Stored items from a collection
+ + +
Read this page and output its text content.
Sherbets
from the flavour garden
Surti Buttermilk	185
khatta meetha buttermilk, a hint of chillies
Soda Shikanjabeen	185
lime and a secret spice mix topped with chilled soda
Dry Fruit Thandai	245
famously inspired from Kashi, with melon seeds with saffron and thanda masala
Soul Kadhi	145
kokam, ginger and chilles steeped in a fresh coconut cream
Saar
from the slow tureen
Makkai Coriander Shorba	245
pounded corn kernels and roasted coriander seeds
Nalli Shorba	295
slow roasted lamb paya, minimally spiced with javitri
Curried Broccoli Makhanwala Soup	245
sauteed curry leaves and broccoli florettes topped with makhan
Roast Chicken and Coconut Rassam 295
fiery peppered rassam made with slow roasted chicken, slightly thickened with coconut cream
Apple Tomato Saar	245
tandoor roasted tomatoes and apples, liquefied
+ + +
▶ _WHAT TO PRODUCE_:
Look through the records and gather each line with the word "Shorba".

▶ _SOLUTION TO THIS TASK_:
Makkai Coriander Shorba	245
Nalli Shorba	295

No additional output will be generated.